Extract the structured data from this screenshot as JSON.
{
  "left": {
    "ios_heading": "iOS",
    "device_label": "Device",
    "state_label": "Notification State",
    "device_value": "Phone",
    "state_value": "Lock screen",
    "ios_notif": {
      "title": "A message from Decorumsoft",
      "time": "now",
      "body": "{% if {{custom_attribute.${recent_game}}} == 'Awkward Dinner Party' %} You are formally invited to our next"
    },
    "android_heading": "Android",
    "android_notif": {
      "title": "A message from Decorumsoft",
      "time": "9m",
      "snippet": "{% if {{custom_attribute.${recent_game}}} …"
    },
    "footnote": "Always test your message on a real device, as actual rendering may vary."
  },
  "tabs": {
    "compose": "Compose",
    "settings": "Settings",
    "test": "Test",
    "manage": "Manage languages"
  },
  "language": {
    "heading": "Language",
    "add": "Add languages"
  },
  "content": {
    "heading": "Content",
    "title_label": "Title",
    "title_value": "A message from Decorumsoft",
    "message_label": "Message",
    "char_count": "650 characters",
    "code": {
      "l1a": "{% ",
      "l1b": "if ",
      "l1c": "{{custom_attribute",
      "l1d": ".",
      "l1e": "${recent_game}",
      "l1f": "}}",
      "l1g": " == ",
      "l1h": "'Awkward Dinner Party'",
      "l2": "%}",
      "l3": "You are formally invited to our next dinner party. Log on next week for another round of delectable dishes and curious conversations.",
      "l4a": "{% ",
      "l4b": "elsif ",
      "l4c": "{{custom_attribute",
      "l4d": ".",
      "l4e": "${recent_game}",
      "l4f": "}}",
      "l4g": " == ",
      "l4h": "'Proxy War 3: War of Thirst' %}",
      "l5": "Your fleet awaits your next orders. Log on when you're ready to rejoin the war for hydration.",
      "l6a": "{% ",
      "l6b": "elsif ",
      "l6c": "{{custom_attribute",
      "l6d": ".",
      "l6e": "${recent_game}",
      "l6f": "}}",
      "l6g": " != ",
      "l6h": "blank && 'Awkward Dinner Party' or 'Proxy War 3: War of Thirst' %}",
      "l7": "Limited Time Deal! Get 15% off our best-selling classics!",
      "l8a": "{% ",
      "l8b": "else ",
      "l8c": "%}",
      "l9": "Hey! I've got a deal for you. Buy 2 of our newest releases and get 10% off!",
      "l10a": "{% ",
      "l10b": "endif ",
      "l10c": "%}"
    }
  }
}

**********

## WORK TO COMPLETE
Write out every line of the entries that holds the word "from".

## RESULT OF THIS TASK
Extract the structured data from this screenshot as JSON.
      "title": "A message from Decorumsoft",
      "title": "A message from Decorumsoft",
    "title_value": "A message from Decorumsoft",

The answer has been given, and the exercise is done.